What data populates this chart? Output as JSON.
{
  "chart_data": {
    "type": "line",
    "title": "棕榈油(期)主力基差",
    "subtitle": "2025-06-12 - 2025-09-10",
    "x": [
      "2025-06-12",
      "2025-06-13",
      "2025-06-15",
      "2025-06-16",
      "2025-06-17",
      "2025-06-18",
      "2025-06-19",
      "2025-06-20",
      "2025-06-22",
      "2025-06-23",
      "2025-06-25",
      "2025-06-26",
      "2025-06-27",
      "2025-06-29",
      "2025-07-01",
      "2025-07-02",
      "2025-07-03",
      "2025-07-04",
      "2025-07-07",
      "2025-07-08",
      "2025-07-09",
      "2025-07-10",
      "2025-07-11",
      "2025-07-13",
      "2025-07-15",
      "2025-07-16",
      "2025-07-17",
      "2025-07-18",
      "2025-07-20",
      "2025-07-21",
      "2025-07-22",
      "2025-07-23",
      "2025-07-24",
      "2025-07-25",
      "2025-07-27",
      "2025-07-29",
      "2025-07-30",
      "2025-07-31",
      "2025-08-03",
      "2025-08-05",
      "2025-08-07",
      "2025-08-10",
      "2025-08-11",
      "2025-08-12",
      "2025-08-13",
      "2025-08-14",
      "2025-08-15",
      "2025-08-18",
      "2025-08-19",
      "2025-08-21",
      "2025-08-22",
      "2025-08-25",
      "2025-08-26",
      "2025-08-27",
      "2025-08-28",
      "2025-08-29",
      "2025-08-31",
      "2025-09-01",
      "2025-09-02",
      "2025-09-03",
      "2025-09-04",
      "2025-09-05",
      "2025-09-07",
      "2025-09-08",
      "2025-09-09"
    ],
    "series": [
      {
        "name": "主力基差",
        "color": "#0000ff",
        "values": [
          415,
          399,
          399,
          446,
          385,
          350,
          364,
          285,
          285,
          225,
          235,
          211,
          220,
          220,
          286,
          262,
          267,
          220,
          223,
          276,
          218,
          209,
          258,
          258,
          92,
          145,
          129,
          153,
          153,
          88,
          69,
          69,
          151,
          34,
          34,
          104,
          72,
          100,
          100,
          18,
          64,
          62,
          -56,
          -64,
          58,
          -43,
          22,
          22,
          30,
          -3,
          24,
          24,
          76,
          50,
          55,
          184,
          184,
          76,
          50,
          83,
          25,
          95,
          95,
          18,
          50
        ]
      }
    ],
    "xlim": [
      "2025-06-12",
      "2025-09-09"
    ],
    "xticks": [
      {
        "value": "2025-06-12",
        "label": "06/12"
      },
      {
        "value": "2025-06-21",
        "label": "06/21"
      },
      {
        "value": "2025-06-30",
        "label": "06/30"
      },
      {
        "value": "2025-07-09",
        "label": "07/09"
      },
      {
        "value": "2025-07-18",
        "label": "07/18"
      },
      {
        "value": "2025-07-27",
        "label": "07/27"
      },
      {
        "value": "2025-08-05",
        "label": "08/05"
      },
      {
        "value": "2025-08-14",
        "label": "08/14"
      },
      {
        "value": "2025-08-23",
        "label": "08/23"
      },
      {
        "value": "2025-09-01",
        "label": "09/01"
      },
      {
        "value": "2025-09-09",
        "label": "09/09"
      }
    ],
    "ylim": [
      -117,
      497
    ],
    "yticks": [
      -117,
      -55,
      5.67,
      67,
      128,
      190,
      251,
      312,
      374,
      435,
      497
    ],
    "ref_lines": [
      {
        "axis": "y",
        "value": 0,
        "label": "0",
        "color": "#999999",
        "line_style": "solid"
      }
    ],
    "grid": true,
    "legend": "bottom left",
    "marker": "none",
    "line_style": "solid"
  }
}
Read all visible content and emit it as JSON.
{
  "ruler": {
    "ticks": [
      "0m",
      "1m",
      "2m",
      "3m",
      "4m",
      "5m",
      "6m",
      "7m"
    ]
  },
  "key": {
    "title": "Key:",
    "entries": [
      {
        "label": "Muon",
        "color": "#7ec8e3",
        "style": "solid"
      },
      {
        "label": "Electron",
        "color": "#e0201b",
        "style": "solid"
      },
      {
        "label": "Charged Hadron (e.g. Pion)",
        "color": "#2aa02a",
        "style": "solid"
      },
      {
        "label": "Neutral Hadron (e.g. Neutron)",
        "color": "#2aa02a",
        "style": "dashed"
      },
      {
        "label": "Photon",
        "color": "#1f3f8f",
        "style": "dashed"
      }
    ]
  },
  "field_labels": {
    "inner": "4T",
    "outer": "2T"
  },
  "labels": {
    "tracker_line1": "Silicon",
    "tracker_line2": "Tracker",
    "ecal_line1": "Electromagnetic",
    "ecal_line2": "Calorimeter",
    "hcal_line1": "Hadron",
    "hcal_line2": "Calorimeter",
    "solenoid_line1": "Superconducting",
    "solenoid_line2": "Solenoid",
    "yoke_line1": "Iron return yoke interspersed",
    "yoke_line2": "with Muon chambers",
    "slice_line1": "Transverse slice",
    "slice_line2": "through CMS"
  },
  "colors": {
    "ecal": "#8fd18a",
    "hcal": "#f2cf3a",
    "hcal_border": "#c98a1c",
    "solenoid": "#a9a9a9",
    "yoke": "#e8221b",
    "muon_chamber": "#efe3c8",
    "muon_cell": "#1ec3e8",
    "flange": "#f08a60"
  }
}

● ● ● ● ●

§ **What to do**: Reproduce all of the entries word for word.

§ **Right answer**:
What data populates this chart? Output as JSON.
{
  "chart_data": {
    "type": "line",
    "title": "棕榈油(期)主力基差",
    "subtitle": "2025-06-12 - 2025-09-10",
    "x": [
      "2025-06-12",
      "2025-06-13",
      "2025-06-15",
      "2025-06-16",
      "2025-06-17",
      "2025-06-18",
      "2025-06-19",
      "2025-06-20",
      "2025-06-22",
      "2025-06-23",
      "2025-06-25",
      "2025-06-26",
      "2025-06-27",
      "2025-06-29",
      "2025-07-01",
      "2025-07-02",
      "2025-07-03",
      "2025-07-04",
      "2025-07-07",
      "2025-07-08",
      "2025-07-09",
      "2025-07-10",
      "2025-07-11",
      "2025-07-13",
      "2025-07-15",
      "2025-07-16",
      "2025-07-17",
      "2025-07-18",
      "2025-07-20",
      "2025-07-21",
      "2025-07-22",
      "2025-07-23",
      "2025-07-24",
      "2025-07-25",
      "2025-07-27",
      "2025-07-29",
      "2025-07-30",
      "2025-07-31",
      "2025-08-03",
      "2025-08-05",
      "2025-08-07",
      "2025-08-10",
      "2025-08-11",
      "2025-08-12",
      "2025-08-13",
      "2025-08-14",
      "2025-08-15",
      "2025-08-18",
      "2025-08-19",
      "2025-08-21",
      "2025-08-22",
      "2025-08-25",
      "2025-08-26",
      "2025-08-27",
      "2025-08-28",
      "2025-08-29",
      "2025-08-31",
      "2025-09-01",
      "2025-09-02",
      "2025-09-03",
      "2025-09-04",
      "2025-09-05",
      "2025-09-07",
      "2025-09-08",
      "2025-09-09"
    ],
    "series": [
      {
        "name": "主力基差",
        "color": "#0000ff",
        "values": [
          415,
          399,
          399,
          446,
          385,
          350,
          364,
          285,
          285,
          225,
          235,
          211,
          220,
          220,
          286,
          262,
          267,
          220,
          223,
          276,
          218,
          209,
          258,
          258,
          92,
          145,
          129,
          153,
          153,
          88,
          69,
          69,
          151,
          34,
          34,
          104,
          72,
          100,
          100,
          18,
          64,
          62,
          -56,
          -64,
          58,
          -43,
          22,
          22,
          30,
          -3,
          24,
          24,
          76,
          50,
          55,
          184,
          184,
          76,
          50,
          83,
          25,
          95,
          95,
          18,
          50
        ]
      }
    ],
    "xlim": [
      "2025-06-12",
      "2025-09-09"
    ],
    "xticks": [
      {
        "value": "2025-06-12",
        "label": "06/12"
      },
      {
        "value": "2025-06-21",
        "label": "06/21"
      },
      {
        "value": "2025-06-30",
        "label": "06/30"
      },
      {
        "value": "2025-07-09",
        "label": "07/09"
      },
      {
        "value": "2025-07-18",
        "label": "07/18"
      },
      {
        "value": "2025-07-27",
        "label": "07/27"
      },
      {
        "value": "2025-08-05",
        "label": "08/05"
      },
      {
        "value": "2025-08-14",
        "label": "08/14"
      },
      {
        "value": "2025-08-23",
        "label": "08/23"
      },
      {
        "value": "2025-09-01",
        "label": "09/01"
      },
      {
        "value": "2025-09-09",
        "label": "09/09"
      }
    ],
    "ylim": [
      -117,
      497
    ],
    "yticks": [
      -117,
      -55,
      5.67,
      67,
      128,
      190,
      251,
      312,
      374,
      435,
      497
    ],
    "ref_lines": [
      {
        "axis": "y",
        "value": 0,
        "label": "0",
        "color": "#999999",
        "line_style": "solid"
      }
    ],
    "grid": true,
    "legend": "bottom left",
    "marker": "none",
    "line_style": "solid"
  }
}
Read all visible content and emit it as JSON.
{
  "ruler": {
    "ticks": [
      "0m",
      "1m",
      "2m",
      "3m",
      "4m",
      "5m",
      "6m",
      "7m"
    ]
  },
  "key": {
    "title": "Key:",
    "entries": [
      {
        "label": "Muon",
        "color": "#7ec8e3",
        "style": "solid"
      },
      {
        "label": "Electron",
        "color": "#e0201b",
        "style": "solid"
      },
      {
        "label": "Charged Hadron (e.g. Pion)",
        "color": "#2aa02a",
        "style": "solid"
      },
      {
        "label": "Neutral Hadron (e.g. Neutron)",
        "color": "#2aa02a",
        "style": "dashed"
      },
      {
        "label": "Photon",
        "color": "#1f3f8f",
        "style": "dashed"
      }
    ]
  },
  "field_labels": {
    "inner": "4T",
    "outer": "2T"
  },
  "labels": {
    "tracker_line1": "Silicon",
    "tracker_line2": "Tracker",
    "ecal_line1": "Electromagnetic",
    "ecal_line2": "Calorimeter",
    "hcal_line1": "Hadron",
    "hcal_line2": "Calorimeter",
    "solenoid_line1": "Superconducting",
    "solenoid_line2": "Solenoid",
    "yoke_line1": "Iron return yoke interspersed",
    "yoke_line2": "with Muon chambers",
    "slice_line1": "Transverse slice",
    "slice_line2": "through CMS"
  },
  "colors": {
    "ecal": "#8fd18a",
    "hcal": "#f2cf3a",
    "hcal_border": "#c98a1c",
    "solenoid": "#a9a9a9",
    "yoke": "#e8221b",
    "muon_chamber": "#efe3c8",
    "muon_cell": "#1ec3e8",
    "flange": "#f08a60"
  }
}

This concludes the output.